## Problem to work on
Repeat the material below exactly, with no pictures.

## Material provided

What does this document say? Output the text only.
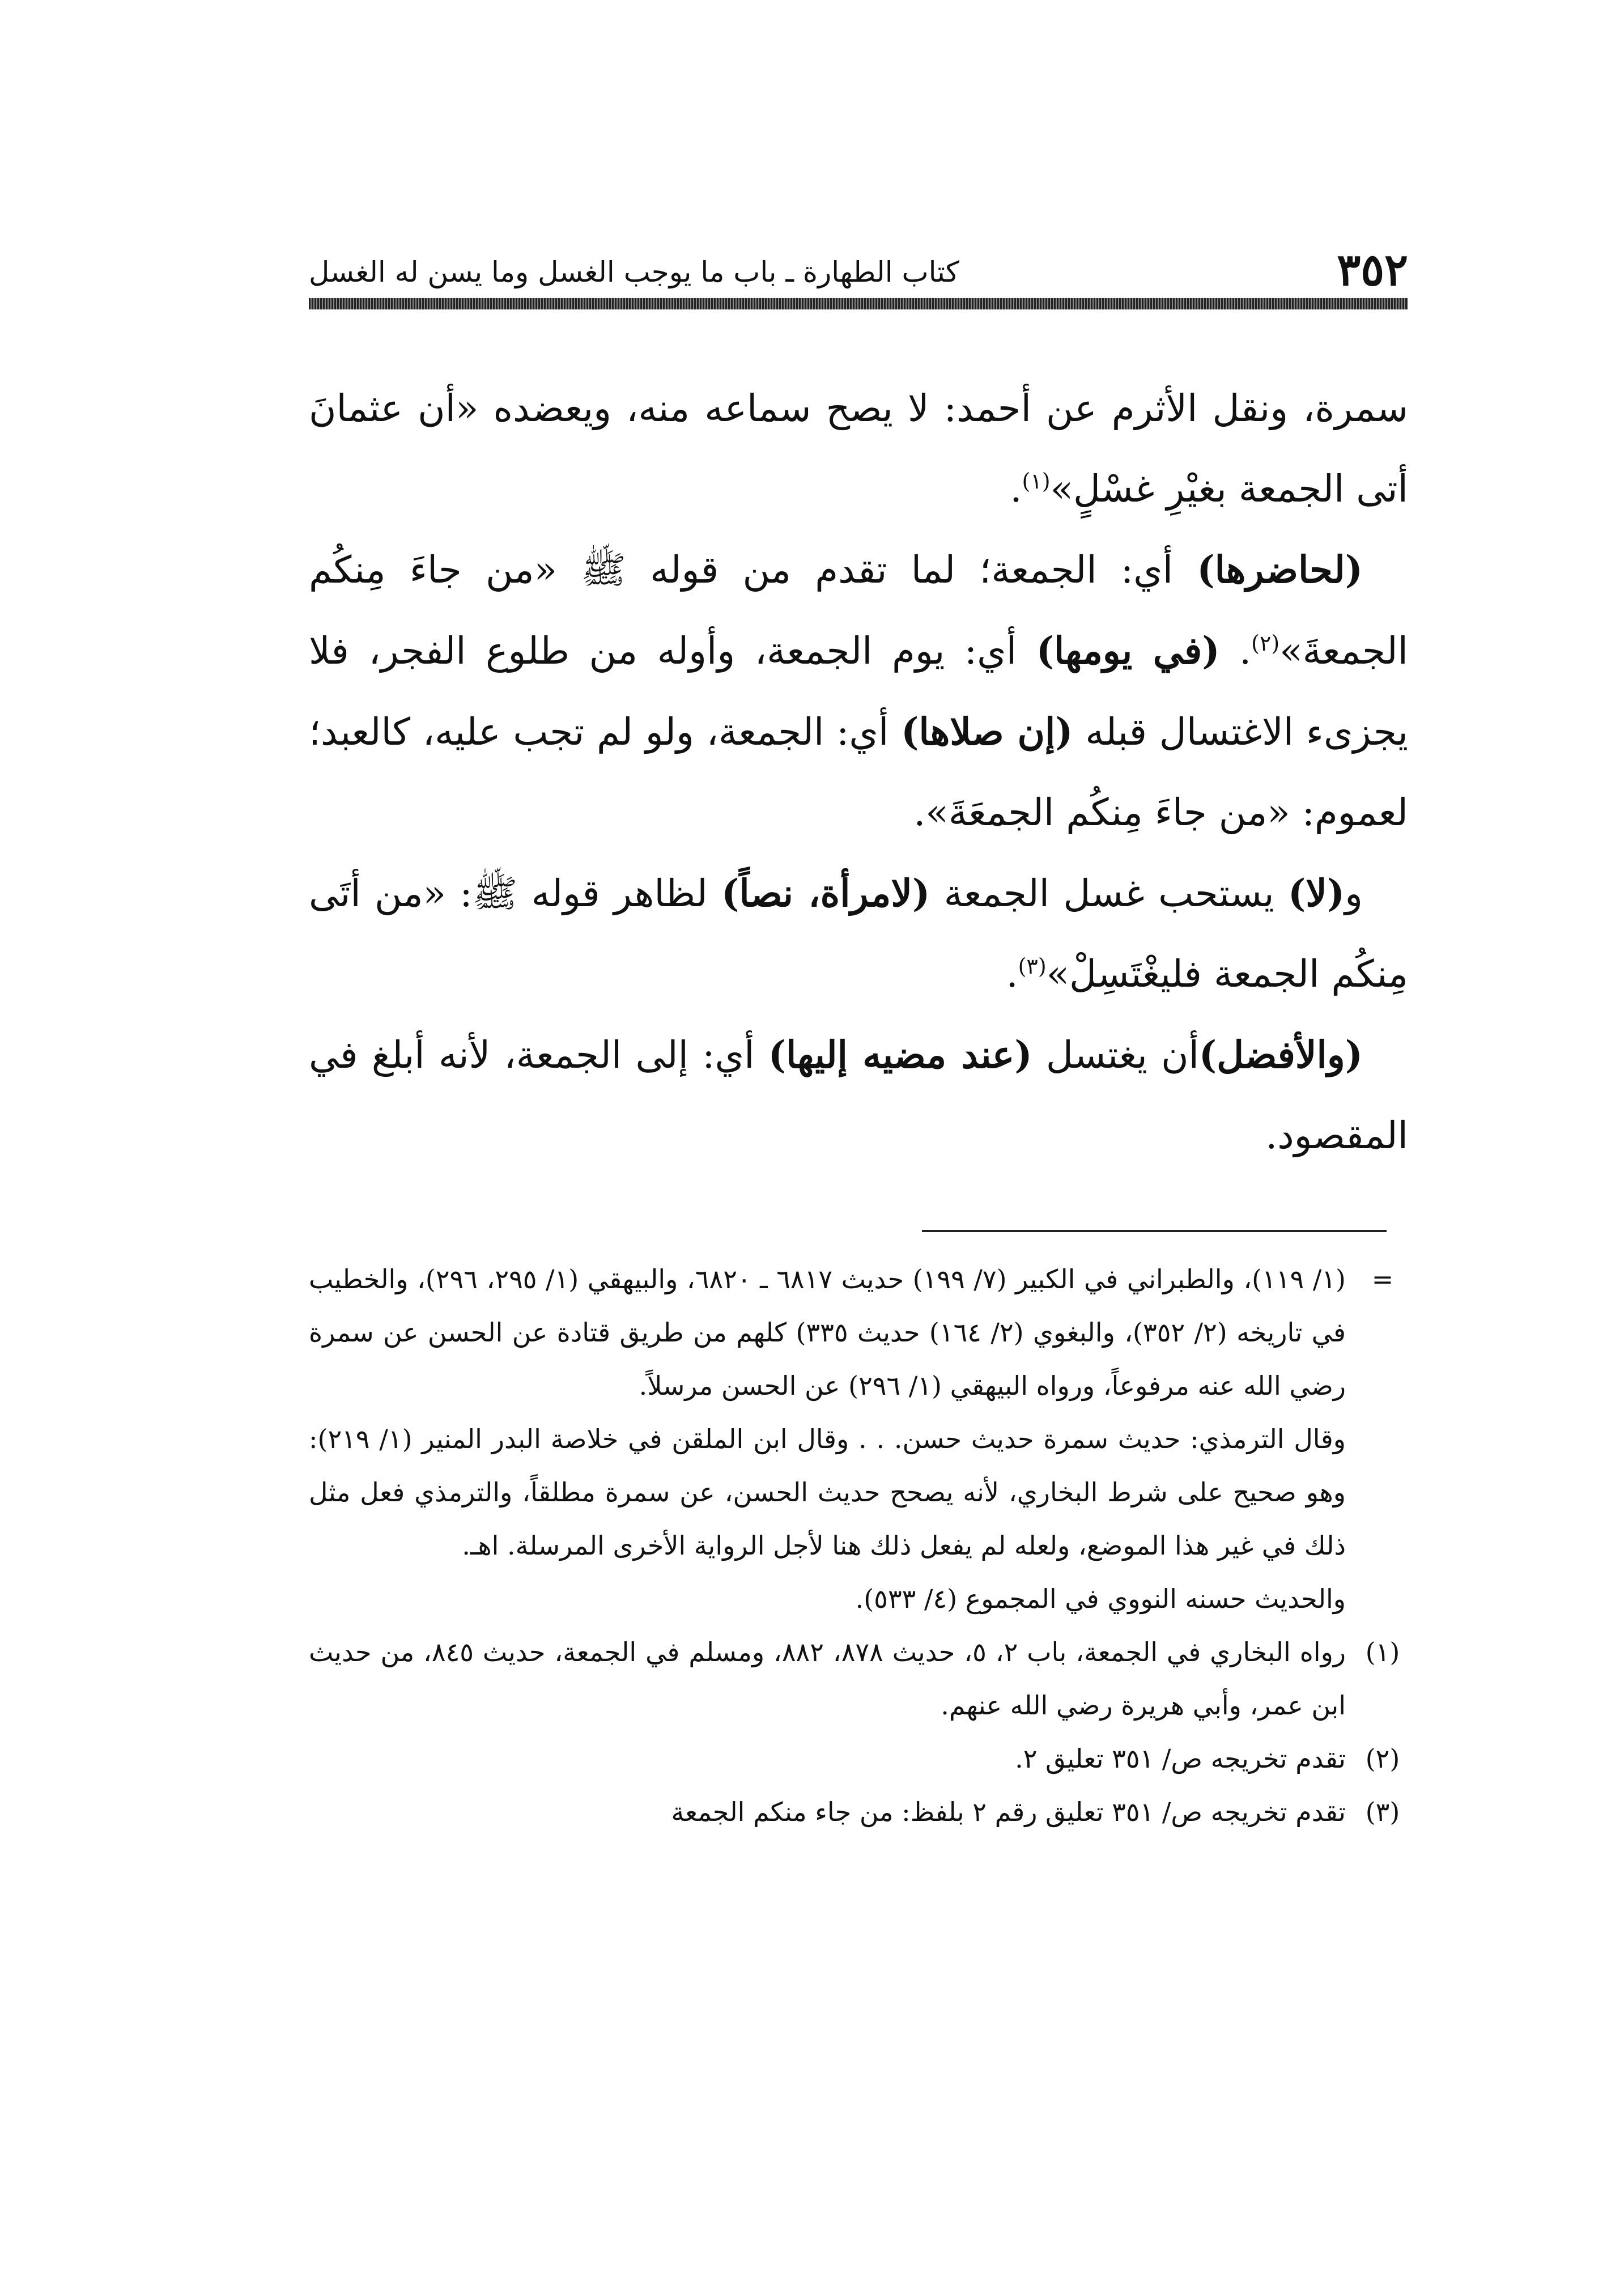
٣٥٢
كتاب الطهارة ـ باب ما يوجب الغسل وما يسن له الغسل

سمرة، ونقل الأثرم عن أحمد: لا يصح سماعه منه، ويعضده «أن عثمانَ أتى الجمعة بغيْرِ غسْلٍ»$^{(١)}$.

(لحاضرها) أي: الجمعة؛ لما تقدم من قوله ﷺ «من جاءَ مِنكُم الجمعةَ»$^{(٢)}$. (في يومها) أي: يوم الجمعة، وأوله من طلوع الفجر، فلا يجزىء الاغتسال قبله (إن صلاها) أي: الجمعة، ولو لم تجب عليه، كالعبد؛ لعموم: «من جاءَ مِنكُم الجمعَةَ».

و(لا) يستحب غسل الجمعة (لامرأة، نصاً) لظاهر قوله ﷺ: «من أتَى مِنكُم الجمعة فليغْتَسِلْ»$^{(٣)}$.

(والأفضل)أن يغتسل (عند مضيه إليها) أي: إلى الجمعة، لأنه أبلغ في المقصود.

=

(١/ ١١٩)، والطبراني في الكبير (٧/ ١٩٩) حديث ٦٨١٧ ـ ٦٨٢٠، والبيهقي (١/ ٢٩٥، ٢٩٦)، والخطيب في تاريخه (٢/ ٣٥٢)، والبغوي (٢/ ١٦٤) حديث ٣٣٥) كلهم من طريق قتادة عن الحسن عن سمرة رضي الله عنه مرفوعاً، ورواه البيهقي (١/ ٢٩٦) عن الحسن مرسلاً.

وقال الترمذي: حديث سمرة حديث حسن. . . وقال ابن الملقن في خلاصة البدر المنير (١/ ٢١٩): وهو صحيح على شرط البخاري، لأنه يصحح حديث الحسن، عن سمرة مطلقاً، والترمذي فعل مثل ذلك في غير هذا الموضع، ولعله لم يفعل ذلك هنا لأجل الرواية الأخرى المرسلة. اهـ.

والحديث حسنه النووي في المجموع (٤/ ٥٣٣).

(١)

رواه البخاري في الجمعة، باب ٢، ٥، حديث ٨٧٨، ٨٨٢، ومسلم في الجمعة، حديث ٨٤٥، من حديث ابن عمر، وأبي هريرة رضي الله عنهم.

(٢)

تقدم تخريجه ص/ ٣٥١ تعليق ٢.

(٣)

تقدم تخريجه ص/ ٣٥١ تعليق رقم ٢ بلفظ: من جاء منكم الجمعة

## Result of this exercise
What does this document say? Output the text only.
٣٥٢
كتاب الطهارة ـ باب ما يوجب الغسل وما يسن له الغسل

سمرة، ونقل الأثرم عن أحمد: لا يصح سماعه منه، ويعضده «أن عثمانَ أتى الجمعة بغيْرِ غسْلٍ»$^{(١)}$.

(لحاضرها) أي: الجمعة؛ لما تقدم من قوله ﷺ «من جاءَ مِنكُم الجمعةَ»$^{(٢)}$. (في يومها) أي: يوم الجمعة، وأوله من طلوع الفجر، فلا يجزىء الاغتسال قبله (إن صلاها) أي: الجمعة، ولو لم تجب عليه، كالعبد؛ لعموم: «من جاءَ مِنكُم الجمعَةَ».

و(لا) يستحب غسل الجمعة (لامرأة، نصاً) لظاهر قوله ﷺ: «من أتَى مِنكُم الجمعة فليغْتَسِلْ»$^{(٣)}$.

(والأفضل)أن يغتسل (عند مضيه إليها) أي: إلى الجمعة، لأنه أبلغ في المقصود.

=

(١/ ١١٩)، والطبراني في الكبير (٧/ ١٩٩) حديث ٦٨١٧ ـ ٦٨٢٠، والبيهقي (١/ ٢٩٥، ٢٩٦)، والخطيب في تاريخه (٢/ ٣٥٢)، والبغوي (٢/ ١٦٤) حديث ٣٣٥) كلهم من طريق قتادة عن الحسن عن سمرة رضي الله عنه مرفوعاً، ورواه البيهقي (١/ ٢٩٦) عن الحسن مرسلاً.

وقال الترمذي: حديث سمرة حديث حسن. . . وقال ابن الملقن في خلاصة البدر المنير (١/ ٢١٩): وهو صحيح على شرط البخاري، لأنه يصحح حديث الحسن، عن سمرة مطلقاً، والترمذي فعل مثل ذلك في غير هذا الموضع، ولعله لم يفعل ذلك هنا لأجل الرواية الأخرى المرسلة. اهـ.

والحديث حسنه النووي في المجموع (٤/ ٥٣٣).

(١)

رواه البخاري في الجمعة، باب ٢، ٥، حديث ٨٧٨، ٨٨٢، ومسلم في الجمعة، حديث ٨٤٥، من حديث ابن عمر، وأبي هريرة رضي الله عنهم.

(٢)

تقدم تخريجه ص/ ٣٥١ تعليق ٢.

(٣)

تقدم تخريجه ص/ ٣٥١ تعليق رقم ٢ بلفظ: من جاء منكم الجمعة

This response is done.